(Dataset items)
——————
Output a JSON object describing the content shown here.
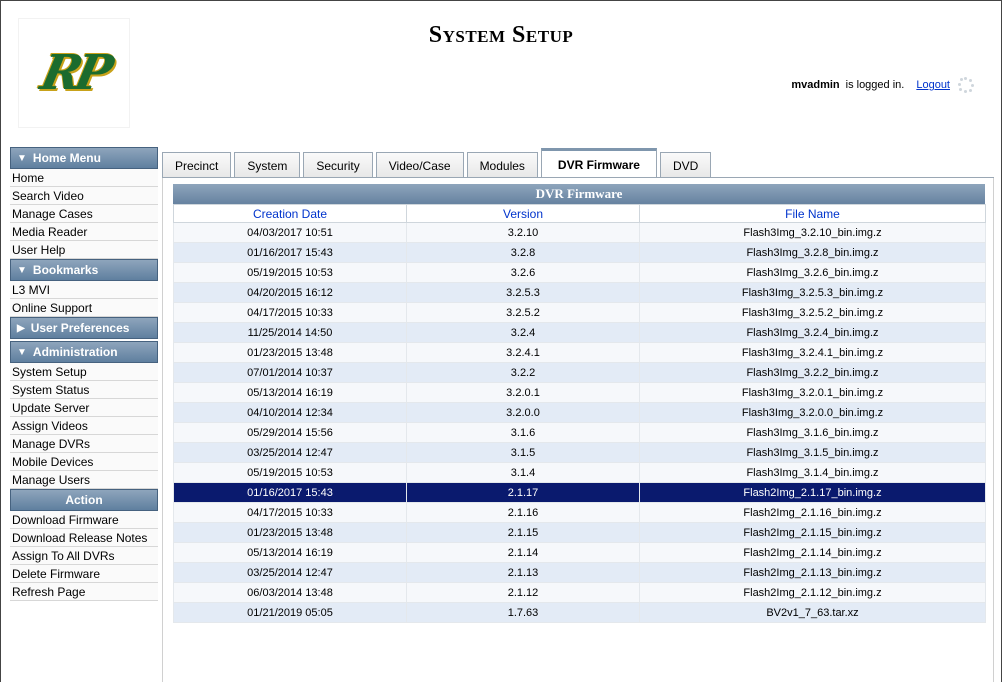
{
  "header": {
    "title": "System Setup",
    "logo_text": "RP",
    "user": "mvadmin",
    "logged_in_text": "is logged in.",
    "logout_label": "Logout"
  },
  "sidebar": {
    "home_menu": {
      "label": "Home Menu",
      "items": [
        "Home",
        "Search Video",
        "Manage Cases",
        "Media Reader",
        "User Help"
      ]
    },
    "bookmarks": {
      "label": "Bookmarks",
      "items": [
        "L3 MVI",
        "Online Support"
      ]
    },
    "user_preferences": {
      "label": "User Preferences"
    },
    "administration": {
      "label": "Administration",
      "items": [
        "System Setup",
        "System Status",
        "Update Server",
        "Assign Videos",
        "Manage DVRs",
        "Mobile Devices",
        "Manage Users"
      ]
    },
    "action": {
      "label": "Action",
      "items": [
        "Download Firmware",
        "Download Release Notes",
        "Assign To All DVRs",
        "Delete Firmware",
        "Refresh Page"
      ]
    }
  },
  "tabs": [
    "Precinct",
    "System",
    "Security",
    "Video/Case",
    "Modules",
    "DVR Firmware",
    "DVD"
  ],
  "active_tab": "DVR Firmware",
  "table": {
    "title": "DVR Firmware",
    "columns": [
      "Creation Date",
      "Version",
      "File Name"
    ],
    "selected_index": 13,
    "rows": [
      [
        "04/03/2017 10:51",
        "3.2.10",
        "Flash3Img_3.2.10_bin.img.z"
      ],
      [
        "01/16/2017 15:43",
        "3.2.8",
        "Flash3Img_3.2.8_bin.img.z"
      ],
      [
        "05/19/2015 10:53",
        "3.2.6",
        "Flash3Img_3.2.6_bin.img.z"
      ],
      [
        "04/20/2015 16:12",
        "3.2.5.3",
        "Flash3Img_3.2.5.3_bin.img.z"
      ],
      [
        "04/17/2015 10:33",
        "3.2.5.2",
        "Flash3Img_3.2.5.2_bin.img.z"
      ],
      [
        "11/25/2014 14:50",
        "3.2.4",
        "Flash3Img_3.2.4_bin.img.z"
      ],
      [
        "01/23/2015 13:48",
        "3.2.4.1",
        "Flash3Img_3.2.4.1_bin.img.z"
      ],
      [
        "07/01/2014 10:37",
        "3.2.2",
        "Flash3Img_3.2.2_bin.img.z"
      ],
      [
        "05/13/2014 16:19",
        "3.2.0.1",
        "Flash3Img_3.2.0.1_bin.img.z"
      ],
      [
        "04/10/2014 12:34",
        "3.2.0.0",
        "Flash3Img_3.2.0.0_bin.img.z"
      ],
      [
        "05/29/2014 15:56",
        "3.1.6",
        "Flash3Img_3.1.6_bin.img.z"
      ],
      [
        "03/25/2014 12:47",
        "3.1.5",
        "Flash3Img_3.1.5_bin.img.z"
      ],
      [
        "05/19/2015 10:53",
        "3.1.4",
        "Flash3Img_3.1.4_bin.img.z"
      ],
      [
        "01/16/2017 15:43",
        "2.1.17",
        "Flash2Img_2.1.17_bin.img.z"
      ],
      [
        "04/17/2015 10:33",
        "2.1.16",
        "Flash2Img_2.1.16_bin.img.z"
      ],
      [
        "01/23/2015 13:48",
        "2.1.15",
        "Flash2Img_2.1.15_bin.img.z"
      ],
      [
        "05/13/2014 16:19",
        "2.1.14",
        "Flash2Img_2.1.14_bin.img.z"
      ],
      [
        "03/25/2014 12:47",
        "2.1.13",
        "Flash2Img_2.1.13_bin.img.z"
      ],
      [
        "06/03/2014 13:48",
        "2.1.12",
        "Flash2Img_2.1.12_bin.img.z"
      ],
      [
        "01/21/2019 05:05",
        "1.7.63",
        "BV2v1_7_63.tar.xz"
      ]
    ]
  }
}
——————
◆ Instruction
Leave the pictures out, and transcribe each of the records exactly.

◆ Full response
Output a JSON object describing the content shown here.
{
  "header": {
    "title": "System Setup",
    "logo_text": "RP",
    "user": "mvadmin",
    "logged_in_text": "is logged in.",
    "logout_label": "Logout"
  },
  "sidebar": {
    "home_menu": {
      "label": "Home Menu",
      "items": [
        "Home",
        "Search Video",
        "Manage Cases",
        "Media Reader",
        "User Help"
      ]
    },
    "bookmarks": {
      "label": "Bookmarks",
      "items": [
        "L3 MVI",
        "Online Support"
      ]
    },
    "user_preferences": {
      "label": "User Preferences"
    },
    "administration": {
      "label": "Administration",
      "items": [
        "System Setup",
        "System Status",
        "Update Server",
        "Assign Videos",
        "Manage DVRs",
        "Mobile Devices",
        "Manage Users"
      ]
    },
    "action": {
      "label": "Action",
      "items": [
        "Download Firmware",
        "Download Release Notes",
        "Assign To All DVRs",
        "Delete Firmware",
        "Refresh Page"
      ]
    }
  },
  "tabs": [
    "Precinct",
    "System",
    "Security",
    "Video/Case",
    "Modules",
    "DVR Firmware",
    "DVD"
  ],
  "active_tab": "DVR Firmware",
  "table": {
    "title": "DVR Firmware",
    "columns": [
      "Creation Date",
      "Version",
      "File Name"
    ],
    "selected_index": 13,
    "rows": [
      [
        "04/03/2017 10:51",
        "3.2.10",
        "Flash3Img_3.2.10_bin.img.z"
      ],
      [
        "01/16/2017 15:43",
        "3.2.8",
        "Flash3Img_3.2.8_bin.img.z"
      ],
      [
        "05/19/2015 10:53",
        "3.2.6",
        "Flash3Img_3.2.6_bin.img.z"
      ],
      [
        "04/20/2015 16:12",
        "3.2.5.3",
        "Flash3Img_3.2.5.3_bin.img.z"
      ],
      [
        "04/17/2015 10:33",
        "3.2.5.2",
        "Flash3Img_3.2.5.2_bin.img.z"
      ],
      [
        "11/25/2014 14:50",
        "3.2.4",
        "Flash3Img_3.2.4_bin.img.z"
      ],
      [
        "01/23/2015 13:48",
        "3.2.4.1",
        "Flash3Img_3.2.4.1_bin.img.z"
      ],
      [
        "07/01/2014 10:37",
        "3.2.2",
        "Flash3Img_3.2.2_bin.img.z"
      ],
      [
        "05/13/2014 16:19",
        "3.2.0.1",
        "Flash3Img_3.2.0.1_bin.img.z"
      ],
      [
        "04/10/2014 12:34",
        "3.2.0.0",
        "Flash3Img_3.2.0.0_bin.img.z"
      ],
      [
        "05/29/2014 15:56",
        "3.1.6",
        "Flash3Img_3.1.6_bin.img.z"
      ],
      [
        "03/25/2014 12:47",
        "3.1.5",
        "Flash3Img_3.1.5_bin.img.z"
      ],
      [
        "05/19/2015 10:53",
        "3.1.4",
        "Flash3Img_3.1.4_bin.img.z"
      ],
      [
        "01/16/2017 15:43",
        "2.1.17",
        "Flash2Img_2.1.17_bin.img.z"
      ],
      [
        "04/17/2015 10:33",
        "2.1.16",
        "Flash2Img_2.1.16_bin.img.z"
      ],
      [
        "01/23/2015 13:48",
        "2.1.15",
        "Flash2Img_2.1.15_bin.img.z"
      ],
      [
        "05/13/2014 16:19",
        "2.1.14",
        "Flash2Img_2.1.14_bin.img.z"
      ],
      [
        "03/25/2014 12:47",
        "2.1.13",
        "Flash2Img_2.1.13_bin.img.z"
      ],
      [
        "06/03/2014 13:48",
        "2.1.12",
        "Flash2Img_2.1.12_bin.img.z"
      ],
      [
        "01/21/2019 05:05",
        "1.7.63",
        "BV2v1_7_63.tar.xz"
      ]
    ]
  }
}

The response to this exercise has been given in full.